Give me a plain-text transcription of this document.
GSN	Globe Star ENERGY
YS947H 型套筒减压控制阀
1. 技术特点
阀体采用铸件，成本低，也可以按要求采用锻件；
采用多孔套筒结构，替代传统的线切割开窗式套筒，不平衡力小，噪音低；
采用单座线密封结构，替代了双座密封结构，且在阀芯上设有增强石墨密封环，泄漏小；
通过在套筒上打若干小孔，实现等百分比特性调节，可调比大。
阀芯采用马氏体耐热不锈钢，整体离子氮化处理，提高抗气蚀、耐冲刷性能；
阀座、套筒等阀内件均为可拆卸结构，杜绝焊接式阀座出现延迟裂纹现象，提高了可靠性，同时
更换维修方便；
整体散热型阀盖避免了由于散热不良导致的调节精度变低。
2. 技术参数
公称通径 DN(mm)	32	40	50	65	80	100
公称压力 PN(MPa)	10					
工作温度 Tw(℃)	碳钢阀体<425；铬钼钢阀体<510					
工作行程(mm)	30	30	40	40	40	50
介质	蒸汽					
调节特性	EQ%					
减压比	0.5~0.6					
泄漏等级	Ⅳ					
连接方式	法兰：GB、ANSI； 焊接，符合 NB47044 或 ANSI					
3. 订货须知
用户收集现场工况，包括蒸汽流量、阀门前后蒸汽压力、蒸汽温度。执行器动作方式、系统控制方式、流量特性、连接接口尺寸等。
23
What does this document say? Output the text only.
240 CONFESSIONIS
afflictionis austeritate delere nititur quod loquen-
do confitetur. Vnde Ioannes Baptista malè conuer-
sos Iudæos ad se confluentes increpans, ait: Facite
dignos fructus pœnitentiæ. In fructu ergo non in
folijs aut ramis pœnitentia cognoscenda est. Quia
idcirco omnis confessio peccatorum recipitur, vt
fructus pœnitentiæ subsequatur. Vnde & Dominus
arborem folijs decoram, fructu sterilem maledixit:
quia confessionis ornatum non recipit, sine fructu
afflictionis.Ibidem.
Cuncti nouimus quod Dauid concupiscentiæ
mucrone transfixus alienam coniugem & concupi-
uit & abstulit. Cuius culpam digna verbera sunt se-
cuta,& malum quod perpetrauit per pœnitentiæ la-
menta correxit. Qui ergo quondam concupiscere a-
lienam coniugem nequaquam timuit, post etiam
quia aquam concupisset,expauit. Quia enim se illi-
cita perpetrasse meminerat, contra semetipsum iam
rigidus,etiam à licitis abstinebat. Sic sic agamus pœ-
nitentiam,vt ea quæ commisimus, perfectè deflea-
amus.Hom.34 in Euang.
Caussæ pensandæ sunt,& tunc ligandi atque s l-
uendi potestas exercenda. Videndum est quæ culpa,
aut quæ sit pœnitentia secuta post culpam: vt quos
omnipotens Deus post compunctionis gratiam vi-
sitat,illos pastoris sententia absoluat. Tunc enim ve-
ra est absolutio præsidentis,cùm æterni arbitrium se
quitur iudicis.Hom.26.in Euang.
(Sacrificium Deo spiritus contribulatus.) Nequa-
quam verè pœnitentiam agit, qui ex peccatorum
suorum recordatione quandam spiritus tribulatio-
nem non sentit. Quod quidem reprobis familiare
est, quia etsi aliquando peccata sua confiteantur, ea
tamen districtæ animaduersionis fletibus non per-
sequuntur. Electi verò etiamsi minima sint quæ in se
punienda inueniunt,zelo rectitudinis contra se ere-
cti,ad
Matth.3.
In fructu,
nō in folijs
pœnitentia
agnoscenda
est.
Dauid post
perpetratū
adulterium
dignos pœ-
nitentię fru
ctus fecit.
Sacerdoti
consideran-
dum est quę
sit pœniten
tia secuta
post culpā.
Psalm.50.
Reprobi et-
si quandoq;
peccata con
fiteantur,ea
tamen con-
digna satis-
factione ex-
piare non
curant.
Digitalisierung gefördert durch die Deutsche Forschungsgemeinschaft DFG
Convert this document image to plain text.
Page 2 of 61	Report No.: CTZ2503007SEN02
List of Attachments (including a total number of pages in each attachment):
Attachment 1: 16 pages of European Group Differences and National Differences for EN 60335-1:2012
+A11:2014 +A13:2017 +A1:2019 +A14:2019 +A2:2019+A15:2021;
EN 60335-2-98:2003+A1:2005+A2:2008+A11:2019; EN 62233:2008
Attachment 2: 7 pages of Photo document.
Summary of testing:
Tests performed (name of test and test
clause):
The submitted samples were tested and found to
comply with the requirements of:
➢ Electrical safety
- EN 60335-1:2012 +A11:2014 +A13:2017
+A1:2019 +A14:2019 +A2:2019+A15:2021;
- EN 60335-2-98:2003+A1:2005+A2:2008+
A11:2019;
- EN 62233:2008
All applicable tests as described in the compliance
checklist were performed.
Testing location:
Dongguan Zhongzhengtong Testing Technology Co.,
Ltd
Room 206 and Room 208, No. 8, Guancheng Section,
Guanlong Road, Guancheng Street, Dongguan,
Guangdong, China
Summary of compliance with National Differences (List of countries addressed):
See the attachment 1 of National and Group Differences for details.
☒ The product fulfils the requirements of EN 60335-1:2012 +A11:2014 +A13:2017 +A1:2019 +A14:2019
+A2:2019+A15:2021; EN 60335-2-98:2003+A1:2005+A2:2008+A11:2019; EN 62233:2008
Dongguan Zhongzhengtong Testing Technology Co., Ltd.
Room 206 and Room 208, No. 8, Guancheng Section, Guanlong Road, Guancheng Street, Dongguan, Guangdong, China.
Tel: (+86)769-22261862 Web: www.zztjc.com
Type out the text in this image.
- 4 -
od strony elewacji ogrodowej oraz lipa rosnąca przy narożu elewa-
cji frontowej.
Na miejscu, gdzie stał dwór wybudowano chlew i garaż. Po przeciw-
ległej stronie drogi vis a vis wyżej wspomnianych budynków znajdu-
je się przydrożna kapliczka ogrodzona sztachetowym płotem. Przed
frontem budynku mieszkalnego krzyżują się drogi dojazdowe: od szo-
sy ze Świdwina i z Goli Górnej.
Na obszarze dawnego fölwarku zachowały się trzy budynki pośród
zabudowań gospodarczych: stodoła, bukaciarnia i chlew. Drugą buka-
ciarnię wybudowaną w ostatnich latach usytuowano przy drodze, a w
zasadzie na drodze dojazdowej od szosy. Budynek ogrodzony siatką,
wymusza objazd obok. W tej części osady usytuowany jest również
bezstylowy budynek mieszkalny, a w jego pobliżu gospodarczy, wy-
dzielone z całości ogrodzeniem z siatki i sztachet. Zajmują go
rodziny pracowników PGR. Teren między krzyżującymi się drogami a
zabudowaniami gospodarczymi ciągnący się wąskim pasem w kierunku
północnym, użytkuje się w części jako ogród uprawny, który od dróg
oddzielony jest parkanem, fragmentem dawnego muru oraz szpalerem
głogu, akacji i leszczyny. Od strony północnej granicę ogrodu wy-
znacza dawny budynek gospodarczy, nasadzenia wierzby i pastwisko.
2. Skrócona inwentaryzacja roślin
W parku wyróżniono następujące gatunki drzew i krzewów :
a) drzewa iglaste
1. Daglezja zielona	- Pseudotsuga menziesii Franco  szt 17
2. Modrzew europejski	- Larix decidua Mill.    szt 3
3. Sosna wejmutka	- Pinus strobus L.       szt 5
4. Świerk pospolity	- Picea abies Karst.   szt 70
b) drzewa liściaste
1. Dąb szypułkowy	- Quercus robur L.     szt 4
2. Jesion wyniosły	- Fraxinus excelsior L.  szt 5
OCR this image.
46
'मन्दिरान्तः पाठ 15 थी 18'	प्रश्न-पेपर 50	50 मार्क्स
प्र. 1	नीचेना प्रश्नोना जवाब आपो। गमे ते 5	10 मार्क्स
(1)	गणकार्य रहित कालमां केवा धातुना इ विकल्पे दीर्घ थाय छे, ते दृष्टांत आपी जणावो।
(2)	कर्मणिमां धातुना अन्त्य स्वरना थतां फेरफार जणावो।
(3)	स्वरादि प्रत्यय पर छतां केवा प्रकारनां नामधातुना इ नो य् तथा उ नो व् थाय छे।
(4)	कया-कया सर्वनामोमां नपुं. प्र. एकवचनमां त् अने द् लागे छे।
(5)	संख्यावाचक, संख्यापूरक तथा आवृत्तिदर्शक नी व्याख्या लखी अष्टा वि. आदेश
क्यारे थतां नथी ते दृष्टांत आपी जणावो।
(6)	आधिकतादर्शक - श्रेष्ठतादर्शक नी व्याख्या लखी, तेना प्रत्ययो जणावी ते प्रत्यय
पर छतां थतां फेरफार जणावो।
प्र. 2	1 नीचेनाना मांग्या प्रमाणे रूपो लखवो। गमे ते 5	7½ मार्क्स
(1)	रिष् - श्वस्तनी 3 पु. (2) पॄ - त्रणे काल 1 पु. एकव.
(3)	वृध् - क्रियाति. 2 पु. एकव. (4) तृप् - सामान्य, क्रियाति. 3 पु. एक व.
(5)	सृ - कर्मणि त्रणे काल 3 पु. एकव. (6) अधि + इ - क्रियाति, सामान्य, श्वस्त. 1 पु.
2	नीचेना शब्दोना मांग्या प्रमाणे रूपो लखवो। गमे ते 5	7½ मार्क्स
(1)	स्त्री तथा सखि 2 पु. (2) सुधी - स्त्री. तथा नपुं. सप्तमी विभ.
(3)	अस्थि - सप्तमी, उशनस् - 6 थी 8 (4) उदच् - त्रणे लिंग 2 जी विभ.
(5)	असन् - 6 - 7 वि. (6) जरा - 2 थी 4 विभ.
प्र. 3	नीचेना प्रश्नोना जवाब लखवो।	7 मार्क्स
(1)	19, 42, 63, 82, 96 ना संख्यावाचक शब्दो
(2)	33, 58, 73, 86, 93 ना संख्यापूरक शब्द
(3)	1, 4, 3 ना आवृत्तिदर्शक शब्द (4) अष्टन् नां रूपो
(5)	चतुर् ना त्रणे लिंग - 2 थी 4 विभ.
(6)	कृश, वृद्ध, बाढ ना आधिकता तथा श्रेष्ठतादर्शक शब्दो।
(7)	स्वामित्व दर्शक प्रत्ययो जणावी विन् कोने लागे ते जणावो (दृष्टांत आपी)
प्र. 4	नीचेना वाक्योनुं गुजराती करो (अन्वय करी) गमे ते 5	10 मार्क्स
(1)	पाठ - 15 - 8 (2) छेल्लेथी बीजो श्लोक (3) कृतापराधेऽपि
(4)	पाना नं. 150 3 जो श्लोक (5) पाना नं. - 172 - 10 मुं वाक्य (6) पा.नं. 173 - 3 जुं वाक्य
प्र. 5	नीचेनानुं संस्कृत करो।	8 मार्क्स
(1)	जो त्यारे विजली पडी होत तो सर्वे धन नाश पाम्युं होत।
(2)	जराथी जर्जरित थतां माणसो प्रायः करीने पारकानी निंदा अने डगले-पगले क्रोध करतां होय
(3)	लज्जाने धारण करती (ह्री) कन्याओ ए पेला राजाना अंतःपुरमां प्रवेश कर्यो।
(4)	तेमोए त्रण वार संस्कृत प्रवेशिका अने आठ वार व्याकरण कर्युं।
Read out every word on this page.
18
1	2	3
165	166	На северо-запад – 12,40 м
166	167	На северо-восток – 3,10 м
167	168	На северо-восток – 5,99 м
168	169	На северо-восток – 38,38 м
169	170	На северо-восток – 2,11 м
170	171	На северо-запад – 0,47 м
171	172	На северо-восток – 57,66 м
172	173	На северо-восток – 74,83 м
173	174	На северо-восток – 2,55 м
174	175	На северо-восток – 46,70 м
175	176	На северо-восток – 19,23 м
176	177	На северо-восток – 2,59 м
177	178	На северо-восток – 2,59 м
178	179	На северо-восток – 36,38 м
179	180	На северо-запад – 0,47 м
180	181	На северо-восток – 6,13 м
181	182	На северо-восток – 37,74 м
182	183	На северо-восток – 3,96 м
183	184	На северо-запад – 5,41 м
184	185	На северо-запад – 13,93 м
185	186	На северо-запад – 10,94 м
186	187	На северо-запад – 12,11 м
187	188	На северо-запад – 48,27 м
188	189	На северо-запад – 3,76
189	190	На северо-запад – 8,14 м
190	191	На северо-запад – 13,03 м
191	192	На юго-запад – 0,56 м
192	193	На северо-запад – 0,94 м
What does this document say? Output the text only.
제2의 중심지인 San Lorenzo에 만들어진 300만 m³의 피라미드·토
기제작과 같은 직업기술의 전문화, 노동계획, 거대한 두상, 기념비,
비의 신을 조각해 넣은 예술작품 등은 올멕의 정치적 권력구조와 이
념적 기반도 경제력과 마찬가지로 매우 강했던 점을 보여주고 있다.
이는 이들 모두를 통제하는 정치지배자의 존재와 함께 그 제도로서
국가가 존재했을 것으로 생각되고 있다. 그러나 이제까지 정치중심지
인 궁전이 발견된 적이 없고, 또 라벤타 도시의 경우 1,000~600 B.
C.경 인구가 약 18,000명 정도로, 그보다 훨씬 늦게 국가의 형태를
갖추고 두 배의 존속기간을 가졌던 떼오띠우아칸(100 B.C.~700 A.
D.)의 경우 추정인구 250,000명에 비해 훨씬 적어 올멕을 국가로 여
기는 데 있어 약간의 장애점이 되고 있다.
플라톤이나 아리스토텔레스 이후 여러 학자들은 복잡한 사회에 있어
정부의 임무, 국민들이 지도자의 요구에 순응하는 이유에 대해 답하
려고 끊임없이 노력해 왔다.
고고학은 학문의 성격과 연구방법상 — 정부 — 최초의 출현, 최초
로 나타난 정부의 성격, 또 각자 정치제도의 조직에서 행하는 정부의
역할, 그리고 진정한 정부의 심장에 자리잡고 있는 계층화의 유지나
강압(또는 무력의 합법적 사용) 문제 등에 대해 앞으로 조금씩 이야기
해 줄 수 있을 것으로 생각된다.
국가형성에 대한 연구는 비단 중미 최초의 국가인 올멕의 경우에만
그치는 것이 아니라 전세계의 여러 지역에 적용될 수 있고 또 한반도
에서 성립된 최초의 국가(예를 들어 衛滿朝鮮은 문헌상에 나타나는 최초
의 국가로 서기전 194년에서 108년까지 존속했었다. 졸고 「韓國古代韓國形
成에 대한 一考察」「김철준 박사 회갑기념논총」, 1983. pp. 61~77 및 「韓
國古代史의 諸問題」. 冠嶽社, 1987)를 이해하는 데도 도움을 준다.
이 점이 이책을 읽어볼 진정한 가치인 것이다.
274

━━━━━━━━━━━━━━━━━━━━

=== Work instructions ===
Report the number of lines holding the string "peccata", without any other words.

=== The result ===
2